***** MATERIAL FOR THIS TASK *****

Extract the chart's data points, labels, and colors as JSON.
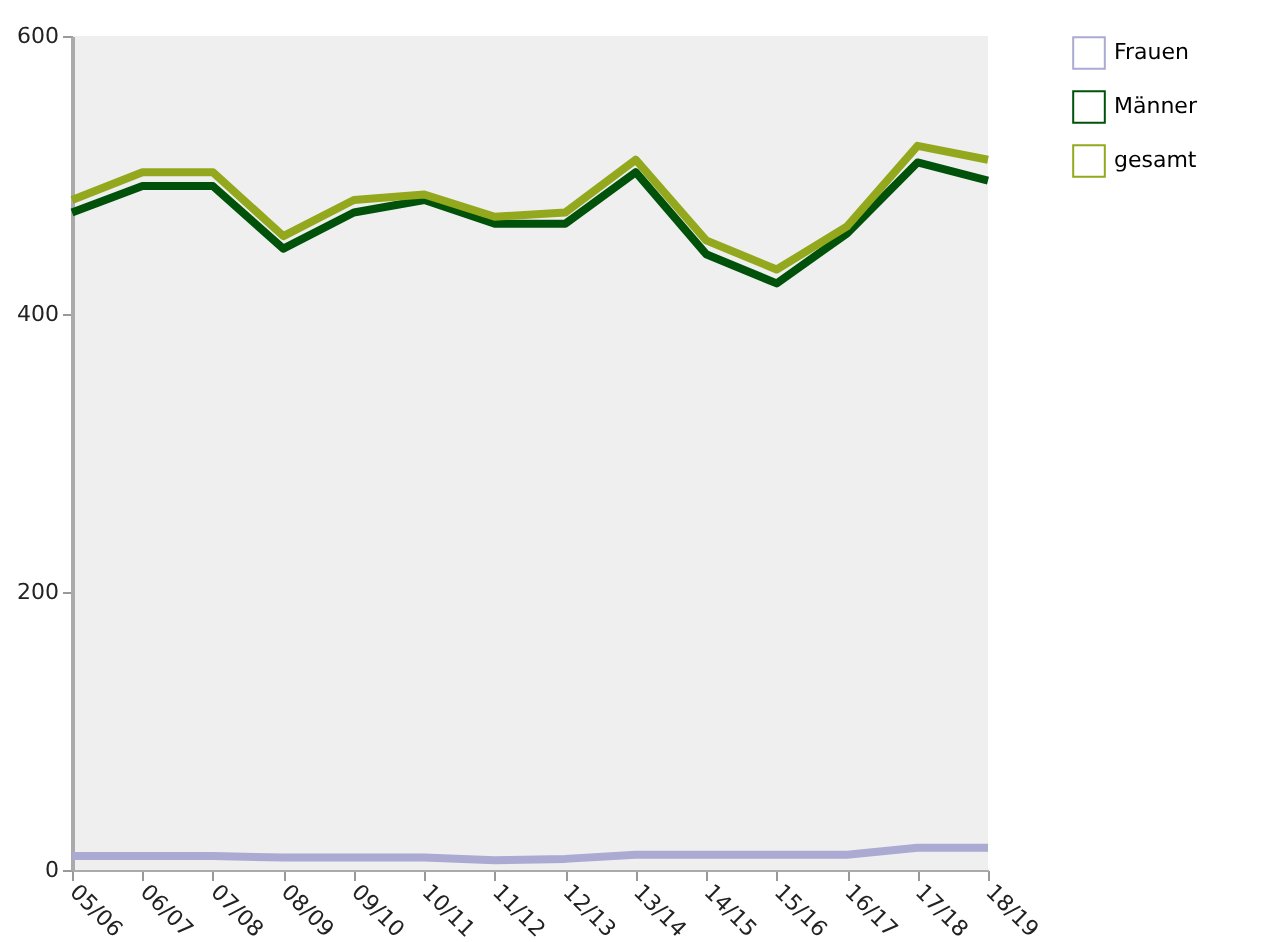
{
  "chart_data": {
    "type": "line",
    "categories": [
      "05/06",
      "06/07",
      "07/08",
      "08/09",
      "09/10",
      "10/11",
      "11/12",
      "12/13",
      "13/14",
      "14/15",
      "15/16",
      "16/17",
      "17/18",
      "18/19"
    ],
    "series": [
      {
        "name": "Frauen",
        "color": "#aaaad2",
        "values": [
          10,
          10,
          10,
          9,
          9,
          9,
          7,
          8,
          11,
          11,
          11,
          11,
          16,
          16
        ]
      },
      {
        "name": "Männer",
        "color": "#00520a",
        "values": [
          473,
          492,
          492,
          447,
          473,
          482,
          465,
          465,
          502,
          443,
          422,
          458,
          509,
          496
        ]
      },
      {
        "name": "gesamt",
        "color": "#94a81e",
        "values": [
          482,
          502,
          502,
          456,
          482,
          486,
          470,
          473,
          511,
          453,
          432,
          463,
          521,
          511
        ]
      }
    ],
    "ylim": [
      0,
      600
    ],
    "yticks": [
      0,
      200,
      400,
      600
    ],
    "legend": "top right",
    "marker": "none",
    "line_style": "solid"
  }
}
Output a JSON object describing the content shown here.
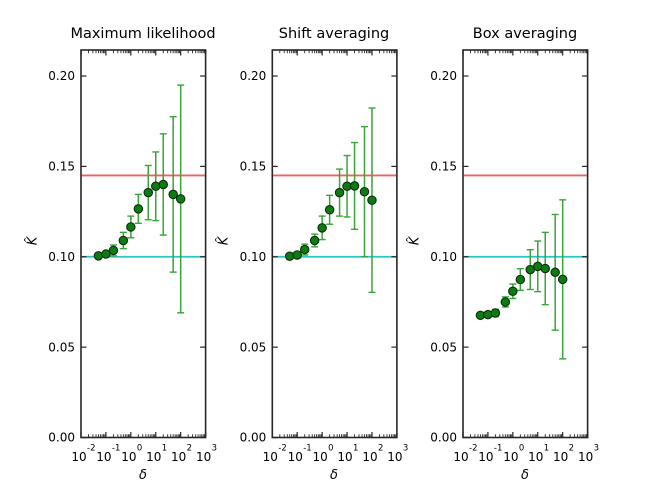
{
  "figure": {
    "background": "#ffffff"
  },
  "style": {
    "axis_color": "#262626",
    "text_color": "#000000",
    "marker_color": "#0c7c12",
    "marker_edge_color": "#0a2e0a",
    "errorbar_color": "#3aa33a",
    "red_line_color": "#f0605c",
    "cyan_line_color": "#25c6c6"
  },
  "axes": {
    "xscale": "log",
    "xlim": [
      0.01,
      1000
    ],
    "ylim": [
      0,
      0.2144
    ],
    "xtick_base": "10",
    "xtick_exponents": [
      "-2",
      "-1",
      "0",
      "1",
      "2",
      "3"
    ],
    "ytick_values": [
      0,
      0.05,
      0.1,
      0.15,
      0.2
    ],
    "ytick_labels": [
      "0.00",
      "0.05",
      "0.10",
      "0.15",
      "0.20"
    ],
    "grid": false
  },
  "chart_data": [
    {
      "type": "scatter",
      "title": "Maximum likelihood",
      "xlabel": "δ",
      "ylabel": "K̂",
      "x": [
        0.05,
        0.1,
        0.2,
        0.5,
        1,
        2,
        5,
        10,
        20,
        50,
        100
      ],
      "y": [
        0.1005,
        0.1015,
        0.1035,
        0.109,
        0.1165,
        0.1265,
        0.1355,
        0.139,
        0.14,
        0.1345,
        0.132
      ],
      "yerr": [
        0.001,
        0.0015,
        0.003,
        0.0045,
        0.006,
        0.008,
        0.015,
        0.019,
        0.028,
        0.043,
        0.063
      ],
      "hlines": [
        {
          "y": 0.145,
          "color": "#f0605c"
        },
        {
          "y": 0.1,
          "color": "#25c6c6"
        }
      ]
    },
    {
      "type": "scatter",
      "title": "Shift averaging",
      "xlabel": "δ",
      "ylabel": "K̂",
      "x": [
        0.05,
        0.1,
        0.2,
        0.5,
        1,
        2,
        5,
        10,
        20,
        50,
        100
      ],
      "y": [
        0.1003,
        0.101,
        0.104,
        0.109,
        0.116,
        0.126,
        0.1355,
        0.139,
        0.1392,
        0.136,
        0.1313
      ],
      "yerr": [
        0.001,
        0.0015,
        0.003,
        0.0035,
        0.0065,
        0.008,
        0.013,
        0.017,
        0.024,
        0.036,
        0.051
      ],
      "hlines": [
        {
          "y": 0.145,
          "color": "#f0605c"
        },
        {
          "y": 0.1,
          "color": "#25c6c6"
        }
      ]
    },
    {
      "type": "scatter",
      "title": "Box averaging",
      "xlabel": "δ",
      "ylabel": "K̂",
      "x": [
        0.05,
        0.1,
        0.2,
        0.5,
        1,
        2,
        5,
        10,
        20,
        50,
        100
      ],
      "y": [
        0.0676,
        0.068,
        0.0689,
        0.075,
        0.0809,
        0.0874,
        0.0929,
        0.0947,
        0.0935,
        0.0914,
        0.0875
      ],
      "yerr": [
        0.001,
        0.0012,
        0.002,
        0.0028,
        0.004,
        0.006,
        0.011,
        0.014,
        0.02,
        0.032,
        0.044
      ],
      "hlines": [
        {
          "y": 0.145,
          "color": "#f0605c"
        },
        {
          "y": 0.1,
          "color": "#25c6c6"
        }
      ]
    }
  ]
}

*****

* EXERCISE: Copy every record above exactly, leaving out any pictures.

* FULL SOLUTION:
Extract the chart's data points, labels, and colors as JSON.
{
  "chart_data": {
    "type": "line",
    "categories": [
      "05/06",
      "06/07",
      "07/08",
      "08/09",
      "09/10",
      "10/11",
      "11/12",
      "12/13",
      "13/14",
      "14/15",
      "15/16",
      "16/17",
      "17/18",
      "18/19"
    ],
    "series": [
      {
        "name": "Frauen",
        "color": "#aaaad2",
        "values": [
          10,
          10,
          10,
          9,
          9,
          9,
          7,
          8,
          11,
          11,
          11,
          11,
          16,
          16
        ]
      },
      {
        "name": "Männer",
        "color": "#00520a",
        "values": [
          473,
          492,
          492,
          447,
          473,
          482,
          465,
          465,
          502,
          443,
          422,
          458,
          509,
          496
        ]
      },
      {
        "name": "gesamt",
        "color": "#94a81e",
        "values": [
          482,
          502,
          502,
          456,
          482,
          486,
          470,
          473,
          511,
          453,
          432,
          463,
          521,
          511
        ]
      }
    ],
    "ylim": [
      0,
      600
    ],
    "yticks": [
      0,
      200,
      400,
      600
    ],
    "legend": "top right",
    "marker": "none",
    "line_style": "solid"
  }
}
Output a JSON object describing the content shown here.
{
  "figure": {
    "background": "#ffffff"
  },
  "style": {
    "axis_color": "#262626",
    "text_color": "#000000",
    "marker_color": "#0c7c12",
    "marker_edge_color": "#0a2e0a",
    "errorbar_color": "#3aa33a",
    "red_line_color": "#f0605c",
    "cyan_line_color": "#25c6c6"
  },
  "axes": {
    "xscale": "log",
    "xlim": [
      0.01,
      1000
    ],
    "ylim": [
      0,
      0.2144
    ],
    "xtick_base": "10",
    "xtick_exponents": [
      "-2",
      "-1",
      "0",
      "1",
      "2",
      "3"
    ],
    "ytick_values": [
      0,
      0.05,
      0.1,
      0.15,
      0.2
    ],
    "ytick_labels": [
      "0.00",
      "0.05",
      "0.10",
      "0.15",
      "0.20"
    ],
    "grid": false
  },
  "chart_data": [
    {
      "type": "scatter",
      "title": "Maximum likelihood",
      "xlabel": "δ",
      "ylabel": "K̂",
      "x": [
        0.05,
        0.1,
        0.2,
        0.5,
        1,
        2,
        5,
        10,
        20,
        50,
        100
      ],
      "y": [
        0.1005,
        0.1015,
        0.1035,
        0.109,
        0.1165,
        0.1265,
        0.1355,
        0.139,
        0.14,
        0.1345,
        0.132
      ],
      "yerr": [
        0.001,
        0.0015,
        0.003,
        0.0045,
        0.006,
        0.008,
        0.015,
        0.019,
        0.028,
        0.043,
        0.063
      ],
      "hlines": [
        {
          "y": 0.145,
          "color": "#f0605c"
        },
        {
          "y": 0.1,
          "color": "#25c6c6"
        }
      ]
    },
    {
      "type": "scatter",
      "title": "Shift averaging",
      "xlabel": "δ",
      "ylabel": "K̂",
      "x": [
        0.05,
        0.1,
        0.2,
        0.5,
        1,
        2,
        5,
        10,
        20,
        50,
        100
      ],
      "y": [
        0.1003,
        0.101,
        0.104,
        0.109,
        0.116,
        0.126,
        0.1355,
        0.139,
        0.1392,
        0.136,
        0.1313
      ],
      "yerr": [
        0.001,
        0.0015,
        0.003,
        0.0035,
        0.0065,
        0.008,
        0.013,
        0.017,
        0.024,
        0.036,
        0.051
      ],
      "hlines": [
        {
          "y": 0.145,
          "color": "#f0605c"
        },
        {
          "y": 0.1,
          "color": "#25c6c6"
        }
      ]
    },
    {
      "type": "scatter",
      "title": "Box averaging",
      "xlabel": "δ",
      "ylabel": "K̂",
      "x": [
        0.05,
        0.1,
        0.2,
        0.5,
        1,
        2,
        5,
        10,
        20,
        50,
        100
      ],
      "y": [
        0.0676,
        0.068,
        0.0689,
        0.075,
        0.0809,
        0.0874,
        0.0929,
        0.0947,
        0.0935,
        0.0914,
        0.0875
      ],
      "yerr": [
        0.001,
        0.0012,
        0.002,
        0.0028,
        0.004,
        0.006,
        0.011,
        0.014,
        0.02,
        0.032,
        0.044
      ],
      "hlines": [
        {
          "y": 0.145,
          "color": "#f0605c"
        },
        {
          "y": 0.1,
          "color": "#25c6c6"
        }
      ]
    }
  ]
}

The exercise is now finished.